Copy the lines below as they are; omit the images they contain.

___ Data to process

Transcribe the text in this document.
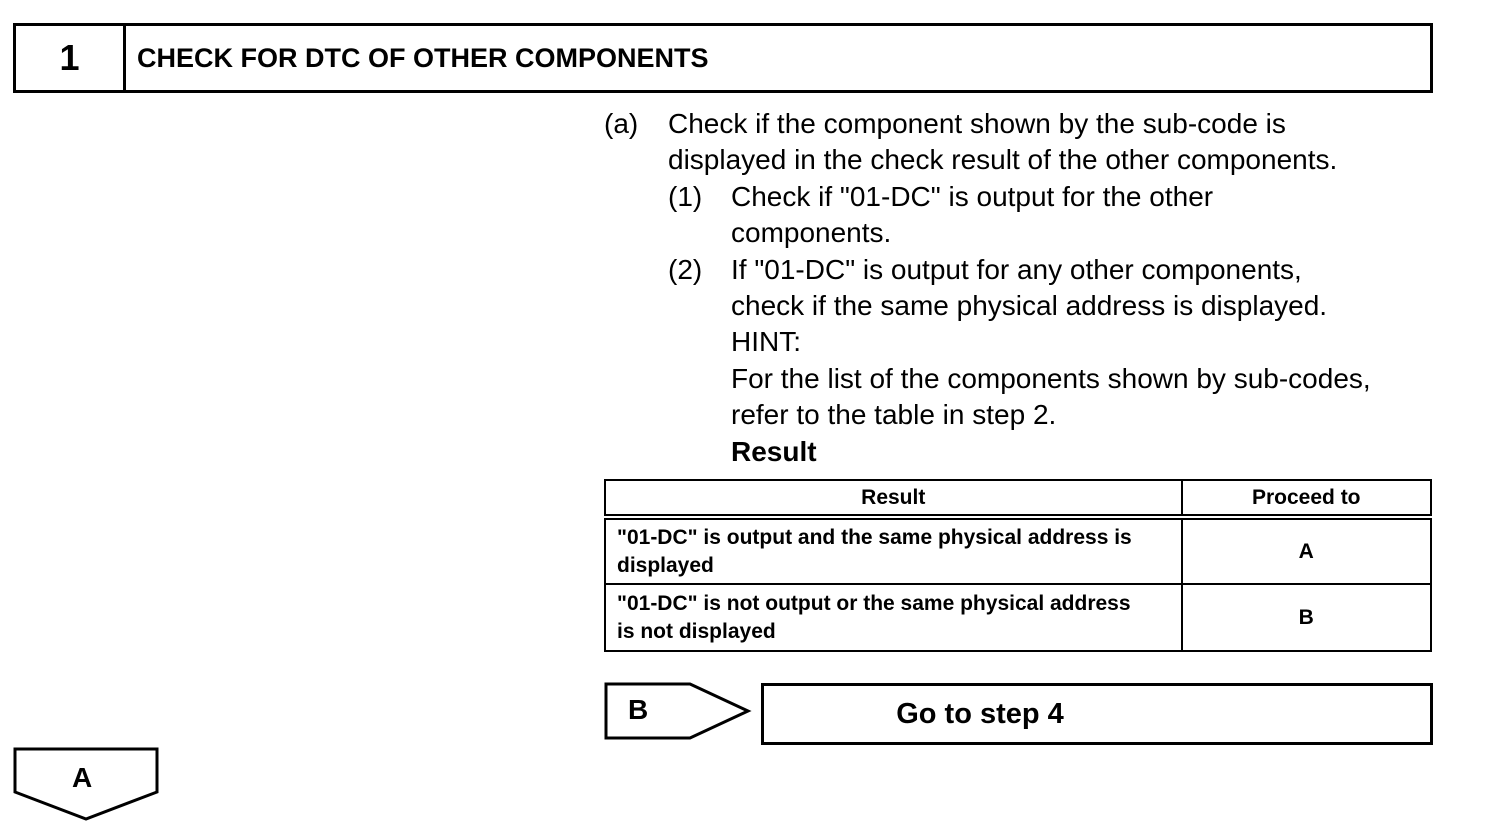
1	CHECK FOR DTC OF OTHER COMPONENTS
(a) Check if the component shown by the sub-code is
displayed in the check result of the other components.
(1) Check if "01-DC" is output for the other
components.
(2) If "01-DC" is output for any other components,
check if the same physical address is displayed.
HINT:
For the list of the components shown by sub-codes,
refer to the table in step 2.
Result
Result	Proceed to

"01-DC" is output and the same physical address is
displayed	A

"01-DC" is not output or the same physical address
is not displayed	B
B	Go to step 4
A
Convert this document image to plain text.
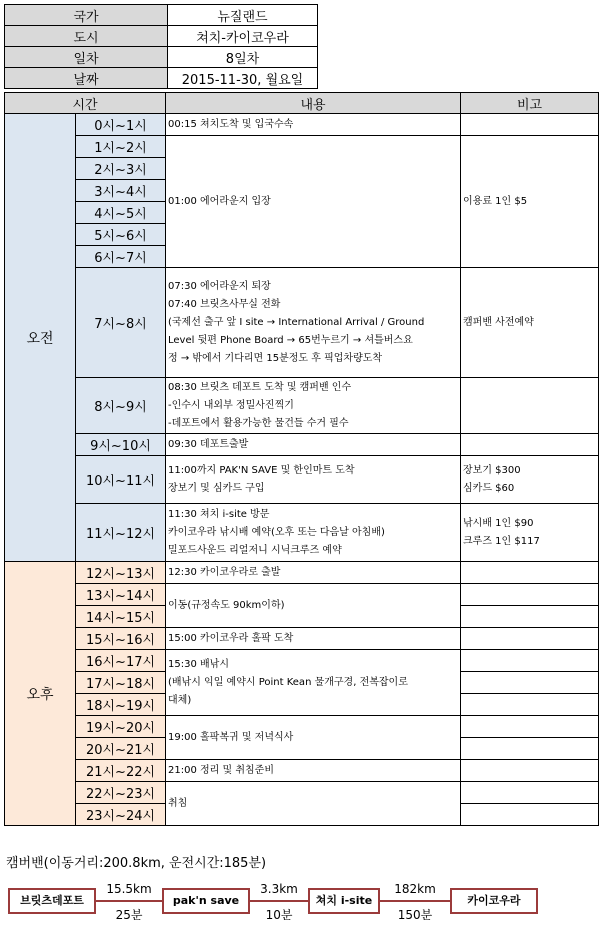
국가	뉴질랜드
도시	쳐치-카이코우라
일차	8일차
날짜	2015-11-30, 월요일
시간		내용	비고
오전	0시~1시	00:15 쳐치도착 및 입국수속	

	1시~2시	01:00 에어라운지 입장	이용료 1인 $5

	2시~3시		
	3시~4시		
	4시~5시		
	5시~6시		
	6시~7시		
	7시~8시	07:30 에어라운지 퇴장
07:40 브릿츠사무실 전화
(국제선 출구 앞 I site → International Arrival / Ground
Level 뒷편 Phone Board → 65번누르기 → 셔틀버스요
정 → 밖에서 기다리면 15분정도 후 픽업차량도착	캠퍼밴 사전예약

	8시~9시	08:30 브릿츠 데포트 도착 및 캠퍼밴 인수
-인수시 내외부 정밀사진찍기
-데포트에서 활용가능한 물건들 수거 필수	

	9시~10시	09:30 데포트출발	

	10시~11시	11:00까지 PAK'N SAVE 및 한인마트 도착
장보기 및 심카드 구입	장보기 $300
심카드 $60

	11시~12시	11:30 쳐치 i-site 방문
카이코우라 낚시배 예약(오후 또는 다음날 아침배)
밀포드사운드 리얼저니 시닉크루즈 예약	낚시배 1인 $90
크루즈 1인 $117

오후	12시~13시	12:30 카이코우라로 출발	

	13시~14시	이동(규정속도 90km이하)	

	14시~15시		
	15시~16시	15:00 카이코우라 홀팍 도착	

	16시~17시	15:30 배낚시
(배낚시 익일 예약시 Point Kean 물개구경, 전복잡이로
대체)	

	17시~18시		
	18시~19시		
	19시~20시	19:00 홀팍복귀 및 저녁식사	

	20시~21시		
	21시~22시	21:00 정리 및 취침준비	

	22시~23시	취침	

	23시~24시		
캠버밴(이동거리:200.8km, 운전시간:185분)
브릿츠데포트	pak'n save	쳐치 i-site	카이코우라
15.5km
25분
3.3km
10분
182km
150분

______

--- Exercise response ---
Transcribe the text in this document.
1	CHECK FOR DTC OF OTHER COMPONENTS
(a) Check if the component shown by the sub-code is
displayed in the check result of the other components.
(1) Check if "01-DC" is output for the other
components.
(2) If "01-DC" is output for any other components,
check if the same physical address is displayed.
HINT:
For the list of the components shown by sub-codes,
refer to the table in step 2.
Result
Result	Proceed to

"01-DC" is output and the same physical address is
displayed	A

"01-DC" is not output or the same physical address
is not displayed	B
B	Go to step 4
A
Convert this document image to plain text.
국가	뉴질랜드
도시	쳐치-카이코우라
일차	8일차
날짜	2015-11-30, 월요일
시간		내용	비고
오전	0시~1시	00:15 쳐치도착 및 입국수속	

	1시~2시	01:00 에어라운지 입장	이용료 1인 $5

	2시~3시		
	3시~4시		
	4시~5시		
	5시~6시		
	6시~7시		
	7시~8시	07:30 에어라운지 퇴장
07:40 브릿츠사무실 전화
(국제선 출구 앞 I site → International Arrival / Ground
Level 뒷편 Phone Board → 65번누르기 → 셔틀버스요
정 → 밖에서 기다리면 15분정도 후 픽업차량도착	캠퍼밴 사전예약

	8시~9시	08:30 브릿츠 데포트 도착 및 캠퍼밴 인수
-인수시 내외부 정밀사진찍기
-데포트에서 활용가능한 물건들 수거 필수	

	9시~10시	09:30 데포트출발	

	10시~11시	11:00까지 PAK'N SAVE 및 한인마트 도착
장보기 및 심카드 구입	장보기 $300
심카드 $60

	11시~12시	11:30 쳐치 i-site 방문
카이코우라 낚시배 예약(오후 또는 다음날 아침배)
밀포드사운드 리얼저니 시닉크루즈 예약	낚시배 1인 $90
크루즈 1인 $117

오후	12시~13시	12:30 카이코우라로 출발	

	13시~14시	이동(규정속도 90km이하)	

	14시~15시		
	15시~16시	15:00 카이코우라 홀팍 도착	

	16시~17시	15:30 배낚시
(배낚시 익일 예약시 Point Kean 물개구경, 전복잡이로
대체)	

	17시~18시		
	18시~19시		
	19시~20시	19:00 홀팍복귀 및 저녁식사	

	20시~21시		
	21시~22시	21:00 정리 및 취침준비	

	22시~23시	취침	

	23시~24시		
캠버밴(이동거리:200.8km, 운전시간:185분)
브릿츠데포트	pak'n save	쳐치 i-site	카이코우라
15.5km
25분
3.3km
10분
182km
150분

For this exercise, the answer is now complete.